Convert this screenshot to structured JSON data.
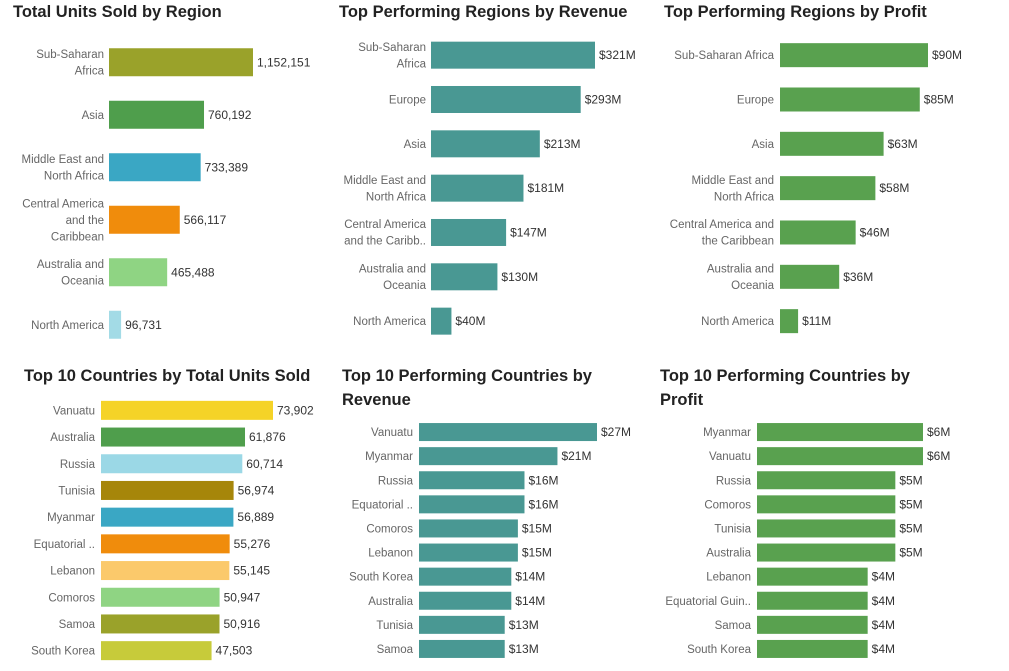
{
  "chart_data": [
    {
      "type": "bar",
      "orientation": "horizontal",
      "title": "Total Units Sold by Region",
      "categories": [
        "Sub-Saharan Africa",
        "Asia",
        "Middle East and North Africa",
        "Central America and the Caribbean",
        "Australia and Oceania",
        "North America"
      ],
      "category_labels": [
        [
          "Sub-Saharan",
          "Africa"
        ],
        [
          "Asia"
        ],
        [
          "Middle East and",
          "North Africa"
        ],
        [
          "Central America",
          "and the",
          "Caribbean"
        ],
        [
          "Australia and",
          "Oceania"
        ],
        [
          "North America"
        ]
      ],
      "values": [
        1152151,
        760192,
        733389,
        566117,
        465488,
        96731
      ],
      "value_labels": [
        "1,152,151",
        "760,192",
        "733,389",
        "566,117",
        "465,488",
        "96,731"
      ],
      "colors": [
        "#9aa22a",
        "#4f9e4c",
        "#3aa7c4",
        "#f08c0c",
        "#8fd483",
        "#a3dbe6"
      ]
    },
    {
      "type": "bar",
      "orientation": "horizontal",
      "title": "Top Performing Regions by Revenue",
      "categories": [
        "Sub-Saharan Africa",
        "Europe",
        "Asia",
        "Middle East and North Africa",
        "Central America and the Caribb..",
        "Australia and Oceania",
        "North America"
      ],
      "category_labels": [
        [
          "Sub-Saharan",
          "Africa"
        ],
        [
          "Europe"
        ],
        [
          "Asia"
        ],
        [
          "Middle East and",
          "North Africa"
        ],
        [
          "Central America",
          "and the Caribb.."
        ],
        [
          "Australia and",
          "Oceania"
        ],
        [
          "North America"
        ]
      ],
      "values": [
        321,
        293,
        213,
        181,
        147,
        130,
        40
      ],
      "value_labels": [
        "$321M",
        "$293M",
        "$213M",
        "$181M",
        "$147M",
        "$130M",
        "$40M"
      ],
      "unit": "$M",
      "colors": [
        "#499893"
      ]
    },
    {
      "type": "bar",
      "orientation": "horizontal",
      "title": "Top Performing Regions by Profit",
      "categories": [
        "Sub-Saharan Africa",
        "Europe",
        "Asia",
        "Middle East and North Africa",
        "Central America and the Caribbean",
        "Australia and Oceania",
        "North America"
      ],
      "category_labels": [
        [
          "Sub-Saharan Africa"
        ],
        [
          "Europe"
        ],
        [
          "Asia"
        ],
        [
          "Middle East and",
          "North Africa"
        ],
        [
          "Central America and",
          "the Caribbean"
        ],
        [
          "Australia and",
          "Oceania"
        ],
        [
          "North America"
        ]
      ],
      "values": [
        90,
        85,
        63,
        58,
        46,
        36,
        11
      ],
      "value_labels": [
        "$90M",
        "$85M",
        "$63M",
        "$58M",
        "$46M",
        "$36M",
        "$11M"
      ],
      "unit": "$M",
      "colors": [
        "#59a14f"
      ]
    },
    {
      "type": "bar",
      "orientation": "horizontal",
      "title": "Top 10 Countries by Total Units Sold",
      "categories": [
        "Vanuatu",
        "Australia",
        "Russia",
        "Tunisia",
        "Myanmar",
        "Equatorial ..",
        "Lebanon",
        "Comoros",
        "Samoa",
        "South Korea"
      ],
      "category_labels": [
        [
          "Vanuatu"
        ],
        [
          "Australia"
        ],
        [
          "Russia"
        ],
        [
          "Tunisia"
        ],
        [
          "Myanmar"
        ],
        [
          "Equatorial .."
        ],
        [
          "Lebanon"
        ],
        [
          "Comoros"
        ],
        [
          "Samoa"
        ],
        [
          "South Korea"
        ]
      ],
      "values": [
        73902,
        61876,
        60714,
        56974,
        56889,
        55276,
        55145,
        50947,
        50916,
        47503
      ],
      "value_labels": [
        "73,902",
        "61,876",
        "60,714",
        "56,974",
        "56,889",
        "55,276",
        "55,145",
        "50,947",
        "50,916",
        "47,503"
      ],
      "colors": [
        "#f5d327",
        "#4f9e4c",
        "#9bd8e6",
        "#a6860a",
        "#3aa7c4",
        "#f08c0c",
        "#fbc96b",
        "#8fd483",
        "#9aa22a",
        "#c7cb3a"
      ]
    },
    {
      "type": "bar",
      "orientation": "horizontal",
      "title": "Top 10 Performing Countries by Revenue",
      "title_lines": [
        "Top 10 Performing Countries by",
        "Revenue"
      ],
      "categories": [
        "Vanuatu",
        "Myanmar",
        "Russia",
        "Equatorial ..",
        "Comoros",
        "Lebanon",
        "South Korea",
        "Australia",
        "Tunisia",
        "Samoa"
      ],
      "category_labels": [
        [
          "Vanuatu"
        ],
        [
          "Myanmar"
        ],
        [
          "Russia"
        ],
        [
          "Equatorial .."
        ],
        [
          "Comoros"
        ],
        [
          "Lebanon"
        ],
        [
          "South Korea"
        ],
        [
          "Australia"
        ],
        [
          "Tunisia"
        ],
        [
          "Samoa"
        ]
      ],
      "values": [
        27,
        21,
        16,
        16,
        15,
        15,
        14,
        14,
        13,
        13
      ],
      "value_labels": [
        "$27M",
        "$21M",
        "$16M",
        "$16M",
        "$15M",
        "$15M",
        "$14M",
        "$14M",
        "$13M",
        "$13M"
      ],
      "unit": "$M",
      "colors": [
        "#499893"
      ]
    },
    {
      "type": "bar",
      "orientation": "horizontal",
      "title": "Top 10 Performing Countries by Profit",
      "title_lines": [
        "Top 10 Performing Countries by",
        "Profit"
      ],
      "categories": [
        "Myanmar",
        "Vanuatu",
        "Russia",
        "Comoros",
        "Tunisia",
        "Australia",
        "Lebanon",
        "Equatorial Guin..",
        "Samoa",
        "South Korea"
      ],
      "category_labels": [
        [
          "Myanmar"
        ],
        [
          "Vanuatu"
        ],
        [
          "Russia"
        ],
        [
          "Comoros"
        ],
        [
          "Tunisia"
        ],
        [
          "Australia"
        ],
        [
          "Lebanon"
        ],
        [
          "Equatorial Guin.."
        ],
        [
          "Samoa"
        ],
        [
          "South Korea"
        ]
      ],
      "values": [
        6,
        6,
        5,
        5,
        5,
        5,
        4,
        4,
        4,
        4
      ],
      "value_labels": [
        "$6M",
        "$6M",
        "$5M",
        "$5M",
        "$5M",
        "$5M",
        "$4M",
        "$4M",
        "$4M",
        "$4M"
      ],
      "unit": "$M",
      "colors": [
        "#59a14f"
      ]
    }
  ]
}
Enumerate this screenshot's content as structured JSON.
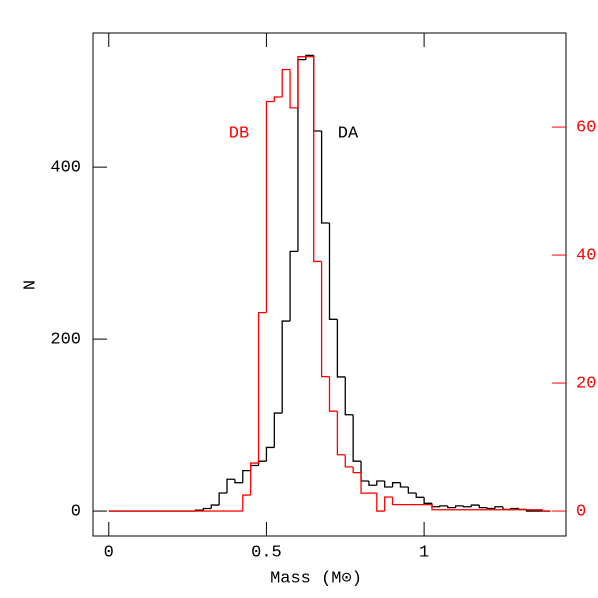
{
  "chart_data": {
    "type": "histogram",
    "xlabel": "Mass (M⊙)",
    "ylabel": "N",
    "bins": [
      0,
      0.025,
      0.05,
      0.075,
      0.1,
      0.125,
      0.15,
      0.175,
      0.2,
      0.225,
      0.25,
      0.275,
      0.3,
      0.325,
      0.35,
      0.375,
      0.4,
      0.425,
      0.45,
      0.475,
      0.5,
      0.525,
      0.55,
      0.575,
      0.6,
      0.625,
      0.65,
      0.675,
      0.7,
      0.725,
      0.75,
      0.775,
      0.8,
      0.825,
      0.85,
      0.875,
      0.9,
      0.925,
      0.95,
      0.975,
      1,
      1.025,
      1.05,
      1.075,
      1.1,
      1.125,
      1.15,
      1.175,
      1.2,
      1.225,
      1.25,
      1.275,
      1.3,
      1.325,
      1.35,
      1.375,
      1.4
    ],
    "series": [
      {
        "name": "DA",
        "color": "#000000",
        "axis": "y",
        "values": [
          0,
          0,
          0,
          0,
          0,
          0,
          0,
          0,
          0,
          0,
          0,
          1,
          3,
          7,
          21,
          37,
          33,
          47,
          53,
          58,
          74,
          114,
          221,
          302,
          525,
          530,
          442,
          335,
          223,
          156,
          112,
          58,
          35,
          30,
          35,
          28,
          33,
          28,
          21,
          16,
          9,
          5,
          6,
          4,
          6,
          5,
          7,
          4,
          3,
          5,
          2,
          3,
          2,
          0,
          0,
          0
        ]
      },
      {
        "name": "DB",
        "color": "#ff0000",
        "axis": "y2",
        "values": [
          0,
          0,
          0,
          0,
          0,
          0,
          0,
          0,
          0,
          0,
          0,
          0,
          0,
          0,
          0,
          0,
          0,
          2.5,
          7.5,
          31,
          64,
          64.7,
          69,
          63,
          71,
          71,
          39,
          21,
          15.6,
          8.8,
          6.9,
          6,
          2.8,
          2.8,
          0,
          2.2,
          1,
          1,
          1,
          1,
          1,
          0.2,
          0.2,
          0.2,
          0.2,
          0.2,
          0.2,
          0.2,
          0.2,
          0.2,
          0.2,
          0.2,
          0.2,
          0.2,
          0.2,
          0
        ]
      }
    ],
    "xlim": [
      -0.05,
      1.45
    ],
    "xticks": [
      0,
      0.5,
      1
    ],
    "ylim": [
      -29,
      556
    ],
    "yticks": [
      0,
      200,
      400
    ],
    "y2lim": [
      -3.9,
      74.7
    ],
    "y2ticks": [
      0,
      20,
      40,
      60
    ],
    "y2color": "#ff0000"
  }
}
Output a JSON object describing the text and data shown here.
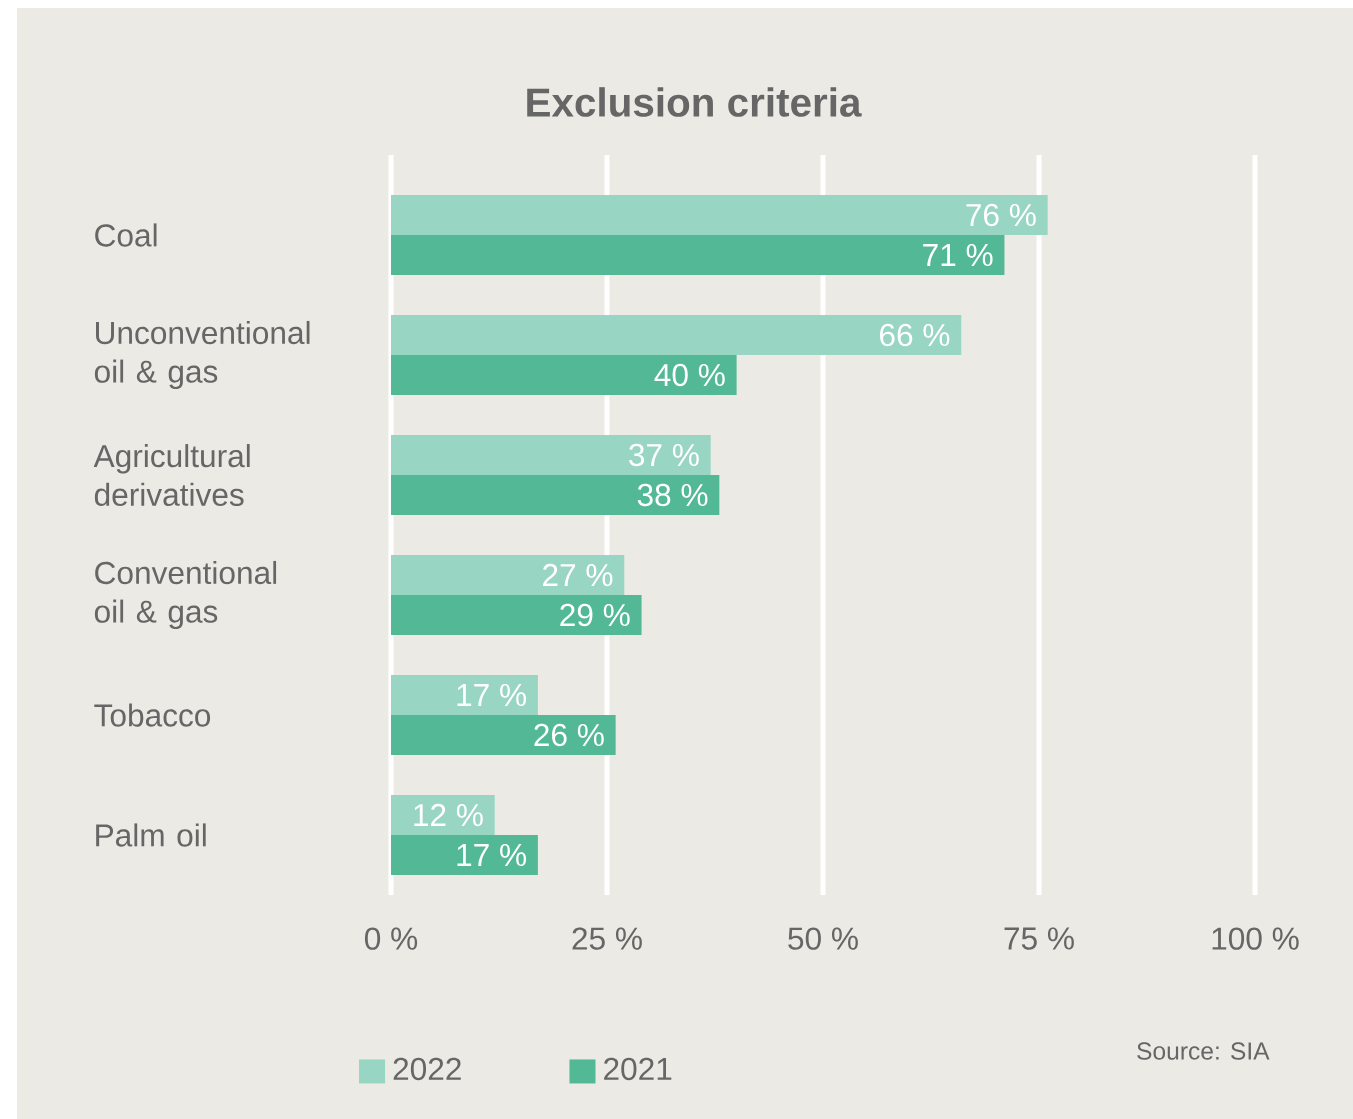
{
  "chart_data": {
    "type": "bar",
    "orientation": "horizontal",
    "title": "Exclusion criteria",
    "categories": [
      "Coal",
      "Unconventional oil & gas",
      "Agricultural derivatives",
      "Conventional oil & gas",
      "Tobacco",
      "Palm oil"
    ],
    "series": [
      {
        "name": "2022",
        "color": "#98d5c2",
        "values": [
          76,
          66,
          37,
          27,
          17,
          12
        ],
        "value_labels": [
          "76 %",
          "66 %",
          "37 %",
          "27 %",
          "17 %",
          "12 %"
        ]
      },
      {
        "name": "2021",
        "color": "#52b896",
        "values": [
          71,
          40,
          38,
          29,
          26,
          17
        ],
        "value_labels": [
          "71 %",
          "40 %",
          "38 %",
          "29 %",
          "26 %",
          "17 %"
        ]
      }
    ],
    "xlim": [
      0,
      100
    ],
    "xticks": [
      {
        "value": 0,
        "label": "0 %"
      },
      {
        "value": 25,
        "label": "25 %"
      },
      {
        "value": 50,
        "label": "50 %"
      },
      {
        "value": 75,
        "label": "75 %"
      },
      {
        "value": 100,
        "label": "100 %"
      }
    ],
    "grid": "x",
    "legend": "bottom",
    "annotations": [
      "Source: SIA"
    ]
  }
}
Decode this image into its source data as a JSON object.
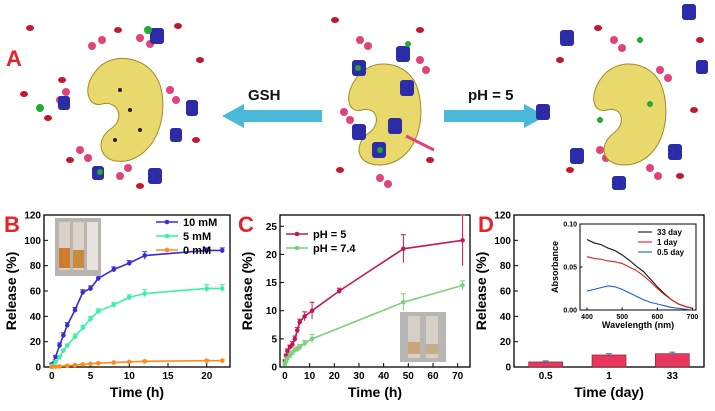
{
  "panel_a": {
    "label": "A",
    "left_arrow_label": "GSH",
    "right_arrow_label": "pH = 5"
  },
  "chart_data": [
    {
      "panel": "B",
      "type": "line",
      "xlabel": "Time (h)",
      "ylabel": "Release (%)",
      "xlim": [
        -1,
        23
      ],
      "ylim": [
        0,
        120
      ],
      "xticks": [
        0,
        5,
        10,
        15,
        20
      ],
      "yticks": [
        0,
        20,
        40,
        60,
        80,
        100,
        120
      ],
      "legend_position": "top-right",
      "inset": "photo of three vials (orange, orange, clear)",
      "series": [
        {
          "name": "10 mM",
          "color": "#3a2bd6",
          "x": [
            0,
            0.5,
            1,
            1.5,
            2,
            3,
            4,
            5,
            6,
            8,
            10,
            12,
            20,
            22
          ],
          "y": [
            2,
            8,
            17,
            25,
            33,
            45,
            59,
            62,
            70,
            77,
            82,
            88,
            92,
            92
          ],
          "err": [
            1,
            1,
            2,
            2,
            2,
            2,
            2,
            2,
            2,
            2,
            2,
            3,
            2,
            2
          ]
        },
        {
          "name": "5 mM",
          "color": "#3df0a5",
          "x": [
            0,
            0.5,
            1,
            1.5,
            2,
            3,
            4,
            5,
            6,
            8,
            10,
            12,
            20,
            22
          ],
          "y": [
            1,
            4,
            8,
            13,
            17,
            24,
            31,
            38,
            44,
            49,
            55,
            58,
            62,
            62
          ],
          "err": [
            1,
            1,
            1,
            1,
            1,
            2,
            2,
            2,
            2,
            2,
            2,
            3,
            3,
            3
          ]
        },
        {
          "name": "0 mM",
          "color": "#ff8c1a",
          "x": [
            0,
            0.5,
            1,
            2,
            3,
            4,
            5,
            6,
            8,
            10,
            12,
            20,
            22
          ],
          "y": [
            0,
            0.3,
            0.5,
            1,
            1.5,
            2,
            2.5,
            3,
            3.5,
            4,
            4.5,
            5,
            5
          ],
          "err": [
            0.3,
            0.3,
            0.3,
            0.5,
            0.5,
            0.5,
            0.5,
            0.5,
            0.5,
            0.5,
            0.5,
            0.5,
            0.5
          ]
        }
      ]
    },
    {
      "panel": "C",
      "type": "line",
      "xlabel": "Time (h)",
      "ylabel": "Release (%)",
      "xlim": [
        -2,
        75
      ],
      "ylim": [
        0,
        27
      ],
      "xticks": [
        0,
        10,
        20,
        30,
        40,
        50,
        60,
        70
      ],
      "yticks": [
        0,
        5,
        10,
        15,
        20,
        25
      ],
      "legend_position": "top-left",
      "inset": "photo of two vials",
      "series": [
        {
          "name": "pH = 5",
          "color": "#c2185b",
          "x": [
            0,
            0.5,
            1,
            2,
            3,
            4,
            5,
            6,
            8,
            11,
            22,
            48,
            72
          ],
          "y": [
            1,
            2,
            2.8,
            3.5,
            4,
            5,
            6.5,
            8,
            9,
            10,
            13.5,
            21,
            22.5
          ],
          "err": [
            0.3,
            0.3,
            0.4,
            0.4,
            0.5,
            0.5,
            0.5,
            0.5,
            0.8,
            1.5,
            0.5,
            2.5,
            4.5
          ]
        },
        {
          "name": "pH = 7.4",
          "color": "#7ed07e",
          "x": [
            0,
            0.5,
            1,
            2,
            3,
            4,
            5,
            6,
            8,
            11,
            48,
            72
          ],
          "y": [
            0.5,
            1,
            1.5,
            2,
            2.5,
            3,
            3.2,
            3.5,
            4.2,
            5,
            11.5,
            14.5
          ],
          "err": [
            0.3,
            0.3,
            0.3,
            0.4,
            0.4,
            0.4,
            0.5,
            0.5,
            0.5,
            0.8,
            1.5,
            0.8
          ]
        }
      ]
    },
    {
      "panel": "D",
      "type": "bar",
      "xlabel": "Time (day)",
      "ylabel": "Release (%)",
      "categories": [
        "0.5",
        "1",
        "33"
      ],
      "values": [
        4,
        9.5,
        10.5
      ],
      "err": [
        0.8,
        1,
        1.2
      ],
      "ylim": [
        0,
        120
      ],
      "yticks": [
        0,
        20,
        40,
        60,
        80,
        100,
        120
      ],
      "bar_color": "#e8365d",
      "inset": {
        "type": "line",
        "xlabel": "Wavelength (nm)",
        "ylabel": "Absorbance",
        "xlim": [
          380,
          710
        ],
        "ylim": [
          0,
          0.1
        ],
        "xticks": [
          400,
          500,
          600,
          700
        ],
        "ytick_labels": [
          "0.00",
          "0.05",
          "0.10"
        ],
        "yticks": [
          0,
          0.05,
          0.1
        ],
        "legend_position": "top-right",
        "series": [
          {
            "name": "33 day",
            "color": "#111111",
            "x": [
              400,
              420,
              440,
              460,
              480,
              500,
              520,
              540,
              560,
              580,
              600,
              620,
              640,
              660,
              680,
              700
            ],
            "y": [
              0.082,
              0.078,
              0.076,
              0.072,
              0.069,
              0.064,
              0.058,
              0.051,
              0.045,
              0.036,
              0.027,
              0.019,
              0.012,
              0.007,
              0.004,
              0.002
            ]
          },
          {
            "name": "1 day",
            "color": "#dd2222",
            "x": [
              400,
              420,
              440,
              460,
              480,
              500,
              520,
              540,
              560,
              580,
              600,
              620,
              640,
              660,
              680,
              700
            ],
            "y": [
              0.062,
              0.06,
              0.059,
              0.057,
              0.056,
              0.054,
              0.05,
              0.046,
              0.04,
              0.033,
              0.025,
              0.018,
              0.012,
              0.007,
              0.004,
              0.002
            ]
          },
          {
            "name": "0.5 day",
            "color": "#1f5fd1",
            "x": [
              400,
              420,
              440,
              460,
              480,
              500,
              520,
              540,
              560,
              580,
              600,
              620,
              640,
              660,
              680,
              700
            ],
            "y": [
              0.022,
              0.024,
              0.026,
              0.028,
              0.027,
              0.024,
              0.02,
              0.016,
              0.012,
              0.009,
              0.007,
              0.005,
              0.003,
              0.002,
              0.001,
              0.0
            ]
          }
        ]
      }
    }
  ]
}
——————————
THE REQUEST -
Count the lines in the records above that contain the word "object", and give only that number.

WRITTEN REPLY -
2